## WRITTEN REQUEST
Reproduce the data below line for line, changing nothing.
____ RECORDS PROVIDED
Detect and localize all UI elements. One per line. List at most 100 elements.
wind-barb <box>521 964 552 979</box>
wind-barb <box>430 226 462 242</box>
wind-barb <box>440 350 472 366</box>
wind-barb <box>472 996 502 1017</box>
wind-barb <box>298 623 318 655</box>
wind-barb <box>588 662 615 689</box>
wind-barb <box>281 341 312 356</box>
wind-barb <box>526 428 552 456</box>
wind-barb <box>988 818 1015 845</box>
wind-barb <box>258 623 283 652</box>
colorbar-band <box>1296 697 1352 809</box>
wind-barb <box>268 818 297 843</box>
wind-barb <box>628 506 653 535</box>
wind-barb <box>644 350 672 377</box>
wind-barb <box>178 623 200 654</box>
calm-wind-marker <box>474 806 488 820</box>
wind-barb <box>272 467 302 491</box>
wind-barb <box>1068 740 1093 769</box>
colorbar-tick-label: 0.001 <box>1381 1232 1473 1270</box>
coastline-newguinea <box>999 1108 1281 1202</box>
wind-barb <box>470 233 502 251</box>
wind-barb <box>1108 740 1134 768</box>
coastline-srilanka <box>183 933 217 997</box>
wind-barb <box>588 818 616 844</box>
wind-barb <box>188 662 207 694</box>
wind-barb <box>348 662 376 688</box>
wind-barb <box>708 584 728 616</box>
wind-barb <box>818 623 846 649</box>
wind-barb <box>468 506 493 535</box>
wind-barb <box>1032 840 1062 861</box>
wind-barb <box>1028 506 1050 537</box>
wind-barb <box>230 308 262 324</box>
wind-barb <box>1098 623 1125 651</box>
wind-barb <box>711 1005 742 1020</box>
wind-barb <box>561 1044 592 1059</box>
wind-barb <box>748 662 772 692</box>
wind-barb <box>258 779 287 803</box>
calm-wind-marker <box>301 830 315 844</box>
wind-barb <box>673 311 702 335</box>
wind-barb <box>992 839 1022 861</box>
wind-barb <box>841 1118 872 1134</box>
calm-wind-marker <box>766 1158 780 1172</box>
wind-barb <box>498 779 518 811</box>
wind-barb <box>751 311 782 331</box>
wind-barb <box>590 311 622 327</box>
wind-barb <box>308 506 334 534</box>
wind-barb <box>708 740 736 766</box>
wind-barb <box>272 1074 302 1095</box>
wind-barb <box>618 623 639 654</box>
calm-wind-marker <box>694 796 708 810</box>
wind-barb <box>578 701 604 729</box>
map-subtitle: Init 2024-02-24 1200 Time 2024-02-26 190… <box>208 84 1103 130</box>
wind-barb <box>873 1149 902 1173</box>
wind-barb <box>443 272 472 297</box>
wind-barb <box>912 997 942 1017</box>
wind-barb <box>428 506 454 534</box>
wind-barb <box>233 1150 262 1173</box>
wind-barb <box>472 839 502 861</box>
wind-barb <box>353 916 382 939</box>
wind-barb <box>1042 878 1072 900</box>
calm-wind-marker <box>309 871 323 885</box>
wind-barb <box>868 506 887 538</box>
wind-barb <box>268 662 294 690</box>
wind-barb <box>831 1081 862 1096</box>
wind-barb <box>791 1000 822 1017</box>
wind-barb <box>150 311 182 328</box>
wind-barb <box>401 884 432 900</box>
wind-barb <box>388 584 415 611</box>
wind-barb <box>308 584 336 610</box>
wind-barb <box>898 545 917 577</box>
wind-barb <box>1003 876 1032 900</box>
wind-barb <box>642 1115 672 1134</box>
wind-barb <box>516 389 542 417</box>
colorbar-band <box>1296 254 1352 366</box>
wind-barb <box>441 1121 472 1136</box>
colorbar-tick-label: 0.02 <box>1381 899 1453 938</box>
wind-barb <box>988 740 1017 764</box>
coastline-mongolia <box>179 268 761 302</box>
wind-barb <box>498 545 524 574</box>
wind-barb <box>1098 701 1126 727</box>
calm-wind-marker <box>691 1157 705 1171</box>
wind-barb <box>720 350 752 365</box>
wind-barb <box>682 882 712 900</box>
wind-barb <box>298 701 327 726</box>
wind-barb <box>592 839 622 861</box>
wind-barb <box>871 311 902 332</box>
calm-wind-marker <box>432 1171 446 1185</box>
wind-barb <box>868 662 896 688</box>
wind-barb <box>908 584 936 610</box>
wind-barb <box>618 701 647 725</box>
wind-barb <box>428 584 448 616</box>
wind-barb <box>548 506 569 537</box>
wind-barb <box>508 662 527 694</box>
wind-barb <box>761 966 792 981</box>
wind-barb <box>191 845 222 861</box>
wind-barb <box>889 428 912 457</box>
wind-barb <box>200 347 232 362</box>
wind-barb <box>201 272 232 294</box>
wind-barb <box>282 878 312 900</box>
________
## EXERCISE OUTPUT
Detect and localize all UI elements. One per line. List at most 100 elements.
wind-barb <box>521 964 552 979</box>
wind-barb <box>430 226 462 242</box>
wind-barb <box>440 350 472 366</box>
wind-barb <box>472 996 502 1017</box>
wind-barb <box>298 623 318 655</box>
wind-barb <box>588 662 615 689</box>
wind-barb <box>281 341 312 356</box>
wind-barb <box>526 428 552 456</box>
wind-barb <box>988 818 1015 845</box>
wind-barb <box>258 623 283 652</box>
colorbar-band <box>1296 697 1352 809</box>
wind-barb <box>268 818 297 843</box>
wind-barb <box>628 506 653 535</box>
wind-barb <box>644 350 672 377</box>
wind-barb <box>178 623 200 654</box>
calm-wind-marker <box>474 806 488 820</box>
wind-barb <box>272 467 302 491</box>
wind-barb <box>1068 740 1093 769</box>
colorbar-tick-label: 0.001 <box>1381 1232 1473 1270</box>
coastline-newguinea <box>999 1108 1281 1202</box>
wind-barb <box>470 233 502 251</box>
wind-barb <box>1108 740 1134 768</box>
coastline-srilanka <box>183 933 217 997</box>
wind-barb <box>588 818 616 844</box>
wind-barb <box>188 662 207 694</box>
wind-barb <box>348 662 376 688</box>
wind-barb <box>708 584 728 616</box>
wind-barb <box>818 623 846 649</box>
wind-barb <box>468 506 493 535</box>
wind-barb <box>1032 840 1062 861</box>
wind-barb <box>1028 506 1050 537</box>
wind-barb <box>230 308 262 324</box>
wind-barb <box>1098 623 1125 651</box>
wind-barb <box>711 1005 742 1020</box>
wind-barb <box>561 1044 592 1059</box>
wind-barb <box>748 662 772 692</box>
wind-barb <box>258 779 287 803</box>
calm-wind-marker <box>301 830 315 844</box>
wind-barb <box>673 311 702 335</box>
wind-barb <box>992 839 1022 861</box>
wind-barb <box>841 1118 872 1134</box>
calm-wind-marker <box>766 1158 780 1172</box>
wind-barb <box>498 779 518 811</box>
wind-barb <box>751 311 782 331</box>
wind-barb <box>590 311 622 327</box>
wind-barb <box>308 506 334 534</box>
wind-barb <box>708 740 736 766</box>
wind-barb <box>272 1074 302 1095</box>
wind-barb <box>618 623 639 654</box>
calm-wind-marker <box>694 796 708 810</box>
wind-barb <box>578 701 604 729</box>
map-subtitle: Init 2024-02-24 1200 Time 2024-02-26 190… <box>208 84 1103 130</box>
wind-barb <box>873 1149 902 1173</box>
wind-barb <box>443 272 472 297</box>
wind-barb <box>912 997 942 1017</box>
wind-barb <box>428 506 454 534</box>
wind-barb <box>233 1150 262 1173</box>
wind-barb <box>472 839 502 861</box>
wind-barb <box>353 916 382 939</box>
wind-barb <box>1042 878 1072 900</box>
calm-wind-marker <box>309 871 323 885</box>
wind-barb <box>868 506 887 538</box>
wind-barb <box>268 662 294 690</box>
wind-barb <box>831 1081 862 1096</box>
wind-barb <box>791 1000 822 1017</box>
wind-barb <box>150 311 182 328</box>
wind-barb <box>401 884 432 900</box>
wind-barb <box>388 584 415 611</box>
wind-barb <box>308 584 336 610</box>
wind-barb <box>898 545 917 577</box>
wind-barb <box>1003 876 1032 900</box>
wind-barb <box>642 1115 672 1134</box>
wind-barb <box>516 389 542 417</box>
colorbar-band <box>1296 254 1352 366</box>
wind-barb <box>441 1121 472 1136</box>
colorbar-tick-label: 0.02 <box>1381 899 1453 938</box>
wind-barb <box>988 740 1017 764</box>
coastline-mongolia <box>179 268 761 302</box>
wind-barb <box>498 545 524 574</box>
wind-barb <box>1098 701 1126 727</box>
calm-wind-marker <box>691 1157 705 1171</box>
wind-barb <box>720 350 752 365</box>
wind-barb <box>682 882 712 900</box>
wind-barb <box>298 701 327 726</box>
wind-barb <box>592 839 622 861</box>
wind-barb <box>871 311 902 332</box>
calm-wind-marker <box>432 1171 446 1185</box>
wind-barb <box>868 662 896 688</box>
wind-barb <box>908 584 936 610</box>
wind-barb <box>618 701 647 725</box>
wind-barb <box>428 584 448 616</box>
wind-barb <box>548 506 569 537</box>
wind-barb <box>508 662 527 694</box>
wind-barb <box>761 966 792 981</box>
wind-barb <box>191 845 222 861</box>
wind-barb <box>889 428 912 457</box>
wind-barb <box>200 347 232 362</box>
wind-barb <box>201 272 232 294</box>
wind-barb <box>282 878 312 900</box>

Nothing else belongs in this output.